- **WORK REQUIRED**: Report the number of lines where the string "hand" occurs, and write nothing else.

[Records from a dataset]
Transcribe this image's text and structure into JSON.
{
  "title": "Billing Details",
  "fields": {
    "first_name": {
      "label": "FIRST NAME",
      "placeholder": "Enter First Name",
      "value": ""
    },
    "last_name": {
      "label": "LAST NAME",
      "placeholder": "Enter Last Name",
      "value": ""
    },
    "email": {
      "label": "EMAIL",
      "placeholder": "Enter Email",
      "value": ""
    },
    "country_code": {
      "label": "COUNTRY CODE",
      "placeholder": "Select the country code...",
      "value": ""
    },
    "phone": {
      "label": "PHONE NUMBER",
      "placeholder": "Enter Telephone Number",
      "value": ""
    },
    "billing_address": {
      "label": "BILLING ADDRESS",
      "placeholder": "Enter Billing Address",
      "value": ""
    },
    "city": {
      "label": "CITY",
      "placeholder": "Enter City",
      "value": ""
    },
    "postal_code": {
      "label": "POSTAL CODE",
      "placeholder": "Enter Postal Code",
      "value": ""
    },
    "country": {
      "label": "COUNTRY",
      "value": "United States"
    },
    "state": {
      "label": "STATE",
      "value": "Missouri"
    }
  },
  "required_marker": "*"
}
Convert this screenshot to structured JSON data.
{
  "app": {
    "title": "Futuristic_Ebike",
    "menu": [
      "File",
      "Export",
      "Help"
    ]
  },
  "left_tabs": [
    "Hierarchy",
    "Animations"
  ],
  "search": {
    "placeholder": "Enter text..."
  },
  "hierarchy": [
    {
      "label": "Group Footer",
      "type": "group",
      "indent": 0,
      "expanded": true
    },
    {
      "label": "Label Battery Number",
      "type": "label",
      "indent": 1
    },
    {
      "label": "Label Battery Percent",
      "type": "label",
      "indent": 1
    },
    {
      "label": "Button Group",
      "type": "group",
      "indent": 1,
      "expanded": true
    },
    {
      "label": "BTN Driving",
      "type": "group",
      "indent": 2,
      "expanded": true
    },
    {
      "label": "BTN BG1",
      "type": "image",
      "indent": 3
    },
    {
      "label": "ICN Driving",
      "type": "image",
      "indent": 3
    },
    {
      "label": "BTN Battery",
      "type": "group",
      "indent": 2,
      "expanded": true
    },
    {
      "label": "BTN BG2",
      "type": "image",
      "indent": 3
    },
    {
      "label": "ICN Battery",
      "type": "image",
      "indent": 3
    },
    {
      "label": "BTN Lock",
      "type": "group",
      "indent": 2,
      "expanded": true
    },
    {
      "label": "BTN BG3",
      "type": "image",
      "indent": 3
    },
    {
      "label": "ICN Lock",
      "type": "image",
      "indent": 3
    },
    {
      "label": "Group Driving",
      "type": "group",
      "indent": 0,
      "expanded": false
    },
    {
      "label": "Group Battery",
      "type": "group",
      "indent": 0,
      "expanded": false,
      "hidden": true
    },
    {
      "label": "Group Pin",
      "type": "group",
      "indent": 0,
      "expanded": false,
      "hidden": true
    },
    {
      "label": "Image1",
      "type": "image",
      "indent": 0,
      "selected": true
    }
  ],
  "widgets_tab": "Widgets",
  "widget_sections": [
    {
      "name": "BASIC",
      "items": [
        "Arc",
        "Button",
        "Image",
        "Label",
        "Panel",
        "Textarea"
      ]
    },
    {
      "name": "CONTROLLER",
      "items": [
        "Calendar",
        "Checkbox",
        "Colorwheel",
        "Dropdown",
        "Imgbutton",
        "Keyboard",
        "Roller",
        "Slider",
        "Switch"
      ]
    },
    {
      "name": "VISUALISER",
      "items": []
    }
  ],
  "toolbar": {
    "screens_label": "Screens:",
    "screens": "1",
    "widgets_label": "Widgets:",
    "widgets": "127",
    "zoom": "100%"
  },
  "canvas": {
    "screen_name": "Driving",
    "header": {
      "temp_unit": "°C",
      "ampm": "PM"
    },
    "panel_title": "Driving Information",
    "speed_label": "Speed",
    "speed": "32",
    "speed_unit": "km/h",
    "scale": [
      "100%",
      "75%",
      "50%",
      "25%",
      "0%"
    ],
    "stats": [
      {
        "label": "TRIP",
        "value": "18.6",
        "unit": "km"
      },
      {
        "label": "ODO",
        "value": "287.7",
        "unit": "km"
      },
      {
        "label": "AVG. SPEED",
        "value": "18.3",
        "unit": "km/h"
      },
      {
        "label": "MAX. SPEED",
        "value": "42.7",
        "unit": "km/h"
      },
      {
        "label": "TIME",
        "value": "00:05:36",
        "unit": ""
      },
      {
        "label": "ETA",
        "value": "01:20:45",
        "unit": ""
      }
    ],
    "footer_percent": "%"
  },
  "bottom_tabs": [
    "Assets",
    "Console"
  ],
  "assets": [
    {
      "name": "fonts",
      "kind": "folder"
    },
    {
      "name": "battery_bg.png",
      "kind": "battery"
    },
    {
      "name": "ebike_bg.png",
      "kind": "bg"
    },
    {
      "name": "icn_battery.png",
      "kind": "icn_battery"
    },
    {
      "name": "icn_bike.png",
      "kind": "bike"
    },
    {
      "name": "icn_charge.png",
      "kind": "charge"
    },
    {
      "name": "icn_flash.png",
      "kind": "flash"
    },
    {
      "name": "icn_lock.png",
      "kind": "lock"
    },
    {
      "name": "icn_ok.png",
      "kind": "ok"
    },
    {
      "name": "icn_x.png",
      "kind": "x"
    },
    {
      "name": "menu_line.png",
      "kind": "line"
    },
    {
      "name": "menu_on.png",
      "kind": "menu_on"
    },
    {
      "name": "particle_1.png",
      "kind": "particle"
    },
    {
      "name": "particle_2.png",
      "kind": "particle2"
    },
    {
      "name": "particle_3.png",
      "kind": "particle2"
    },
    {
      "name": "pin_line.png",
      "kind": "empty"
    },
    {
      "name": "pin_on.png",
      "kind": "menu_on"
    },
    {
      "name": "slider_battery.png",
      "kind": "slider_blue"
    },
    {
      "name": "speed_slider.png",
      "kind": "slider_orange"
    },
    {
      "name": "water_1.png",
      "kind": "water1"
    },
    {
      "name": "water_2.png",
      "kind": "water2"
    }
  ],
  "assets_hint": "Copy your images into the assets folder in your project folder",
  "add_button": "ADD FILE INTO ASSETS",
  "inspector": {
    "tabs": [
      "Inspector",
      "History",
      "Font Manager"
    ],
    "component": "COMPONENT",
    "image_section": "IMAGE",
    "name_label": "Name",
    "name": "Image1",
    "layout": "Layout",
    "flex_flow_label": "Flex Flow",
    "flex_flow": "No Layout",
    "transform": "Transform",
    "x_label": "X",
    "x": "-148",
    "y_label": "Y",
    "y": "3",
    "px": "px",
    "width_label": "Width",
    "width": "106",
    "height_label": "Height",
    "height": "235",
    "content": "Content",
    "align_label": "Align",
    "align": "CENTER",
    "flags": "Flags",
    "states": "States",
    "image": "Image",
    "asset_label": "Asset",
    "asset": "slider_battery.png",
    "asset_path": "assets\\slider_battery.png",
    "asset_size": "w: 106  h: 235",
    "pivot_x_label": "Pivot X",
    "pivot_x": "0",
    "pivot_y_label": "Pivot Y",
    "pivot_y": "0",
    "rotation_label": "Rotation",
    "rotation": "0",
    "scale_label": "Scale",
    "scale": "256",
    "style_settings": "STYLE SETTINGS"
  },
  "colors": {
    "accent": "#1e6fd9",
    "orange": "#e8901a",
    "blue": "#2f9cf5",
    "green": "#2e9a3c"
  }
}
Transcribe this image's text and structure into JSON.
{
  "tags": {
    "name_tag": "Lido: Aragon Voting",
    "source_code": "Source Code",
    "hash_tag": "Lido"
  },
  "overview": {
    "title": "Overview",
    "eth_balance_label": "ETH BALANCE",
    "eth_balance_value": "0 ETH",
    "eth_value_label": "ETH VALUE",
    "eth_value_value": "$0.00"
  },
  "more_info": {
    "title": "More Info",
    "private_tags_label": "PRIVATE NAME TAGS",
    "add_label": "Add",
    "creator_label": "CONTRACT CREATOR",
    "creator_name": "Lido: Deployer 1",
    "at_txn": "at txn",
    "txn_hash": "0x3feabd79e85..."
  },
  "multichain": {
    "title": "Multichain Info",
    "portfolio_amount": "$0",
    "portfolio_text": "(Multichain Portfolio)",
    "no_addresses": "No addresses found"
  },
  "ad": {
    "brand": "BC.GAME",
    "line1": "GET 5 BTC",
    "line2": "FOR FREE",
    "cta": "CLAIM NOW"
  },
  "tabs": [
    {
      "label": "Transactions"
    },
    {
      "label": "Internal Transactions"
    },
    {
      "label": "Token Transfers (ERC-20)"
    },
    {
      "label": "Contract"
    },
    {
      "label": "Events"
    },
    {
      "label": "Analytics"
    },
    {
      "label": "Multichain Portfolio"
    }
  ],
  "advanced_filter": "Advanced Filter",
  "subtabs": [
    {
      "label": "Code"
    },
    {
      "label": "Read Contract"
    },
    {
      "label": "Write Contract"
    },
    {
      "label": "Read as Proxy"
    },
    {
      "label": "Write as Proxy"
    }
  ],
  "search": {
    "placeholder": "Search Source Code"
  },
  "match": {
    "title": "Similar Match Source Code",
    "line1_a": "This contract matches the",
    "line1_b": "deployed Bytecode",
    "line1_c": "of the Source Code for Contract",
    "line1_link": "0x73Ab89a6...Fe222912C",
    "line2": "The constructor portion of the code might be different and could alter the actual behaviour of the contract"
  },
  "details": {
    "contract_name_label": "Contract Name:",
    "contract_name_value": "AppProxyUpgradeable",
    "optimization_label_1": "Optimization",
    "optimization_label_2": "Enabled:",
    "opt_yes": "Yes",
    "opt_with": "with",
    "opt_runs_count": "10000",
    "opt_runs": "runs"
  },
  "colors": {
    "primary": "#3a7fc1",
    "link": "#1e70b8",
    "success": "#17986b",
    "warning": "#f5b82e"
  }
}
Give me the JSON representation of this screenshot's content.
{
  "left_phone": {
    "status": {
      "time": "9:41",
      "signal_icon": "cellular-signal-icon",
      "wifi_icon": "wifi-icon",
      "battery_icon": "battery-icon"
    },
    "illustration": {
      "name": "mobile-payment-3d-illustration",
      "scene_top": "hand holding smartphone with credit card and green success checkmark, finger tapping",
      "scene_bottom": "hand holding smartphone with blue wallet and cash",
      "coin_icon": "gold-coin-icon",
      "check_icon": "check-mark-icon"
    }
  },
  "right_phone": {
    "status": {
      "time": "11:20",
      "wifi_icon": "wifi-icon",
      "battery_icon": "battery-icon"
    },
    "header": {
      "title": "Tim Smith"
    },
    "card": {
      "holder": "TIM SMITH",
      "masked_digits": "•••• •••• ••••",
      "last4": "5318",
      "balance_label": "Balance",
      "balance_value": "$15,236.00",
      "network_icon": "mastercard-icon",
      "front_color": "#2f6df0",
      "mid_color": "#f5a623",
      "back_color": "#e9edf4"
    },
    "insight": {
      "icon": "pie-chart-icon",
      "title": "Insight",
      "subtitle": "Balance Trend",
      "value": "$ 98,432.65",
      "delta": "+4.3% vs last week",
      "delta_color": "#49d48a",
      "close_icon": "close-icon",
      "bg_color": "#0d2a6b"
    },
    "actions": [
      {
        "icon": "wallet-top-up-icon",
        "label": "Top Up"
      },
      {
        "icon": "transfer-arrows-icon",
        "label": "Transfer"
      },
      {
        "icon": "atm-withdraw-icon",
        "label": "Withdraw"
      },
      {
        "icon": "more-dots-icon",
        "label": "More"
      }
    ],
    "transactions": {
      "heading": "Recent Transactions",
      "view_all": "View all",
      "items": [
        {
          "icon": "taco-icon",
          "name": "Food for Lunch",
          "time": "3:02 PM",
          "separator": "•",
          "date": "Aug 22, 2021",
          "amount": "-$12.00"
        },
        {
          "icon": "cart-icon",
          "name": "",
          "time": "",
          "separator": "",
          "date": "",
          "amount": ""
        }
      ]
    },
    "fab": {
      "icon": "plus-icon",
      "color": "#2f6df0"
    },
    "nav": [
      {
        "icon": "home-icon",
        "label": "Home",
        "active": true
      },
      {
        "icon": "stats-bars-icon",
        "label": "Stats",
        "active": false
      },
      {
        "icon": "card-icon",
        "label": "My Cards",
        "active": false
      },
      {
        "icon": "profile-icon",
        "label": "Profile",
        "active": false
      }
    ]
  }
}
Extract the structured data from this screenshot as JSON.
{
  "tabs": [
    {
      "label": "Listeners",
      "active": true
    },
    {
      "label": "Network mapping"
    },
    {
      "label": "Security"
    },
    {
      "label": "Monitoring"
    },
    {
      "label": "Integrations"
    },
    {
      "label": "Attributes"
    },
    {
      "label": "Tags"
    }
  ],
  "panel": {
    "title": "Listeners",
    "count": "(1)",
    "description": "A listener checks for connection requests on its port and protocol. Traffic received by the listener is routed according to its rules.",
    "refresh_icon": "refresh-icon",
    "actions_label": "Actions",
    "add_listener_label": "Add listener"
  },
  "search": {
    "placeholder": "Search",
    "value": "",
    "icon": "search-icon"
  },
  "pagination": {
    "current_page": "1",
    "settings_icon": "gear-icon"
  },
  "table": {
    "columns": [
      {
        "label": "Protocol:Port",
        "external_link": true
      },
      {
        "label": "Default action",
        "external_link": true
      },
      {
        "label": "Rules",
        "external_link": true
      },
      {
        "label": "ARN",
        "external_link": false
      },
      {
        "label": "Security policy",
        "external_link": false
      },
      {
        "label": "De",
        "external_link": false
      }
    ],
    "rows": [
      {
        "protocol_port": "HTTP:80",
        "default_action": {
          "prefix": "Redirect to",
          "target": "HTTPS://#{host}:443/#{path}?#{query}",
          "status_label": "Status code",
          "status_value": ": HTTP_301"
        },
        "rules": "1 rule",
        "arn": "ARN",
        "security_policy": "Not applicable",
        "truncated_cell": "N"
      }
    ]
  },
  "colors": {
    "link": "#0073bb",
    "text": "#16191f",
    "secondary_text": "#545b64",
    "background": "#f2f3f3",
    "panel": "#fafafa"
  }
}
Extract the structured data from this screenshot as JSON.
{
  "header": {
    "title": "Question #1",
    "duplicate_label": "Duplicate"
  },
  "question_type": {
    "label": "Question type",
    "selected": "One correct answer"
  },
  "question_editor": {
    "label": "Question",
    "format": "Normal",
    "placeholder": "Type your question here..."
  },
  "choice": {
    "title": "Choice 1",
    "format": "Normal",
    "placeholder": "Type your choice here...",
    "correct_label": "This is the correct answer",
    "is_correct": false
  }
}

- **TASK OUTPUT**: 2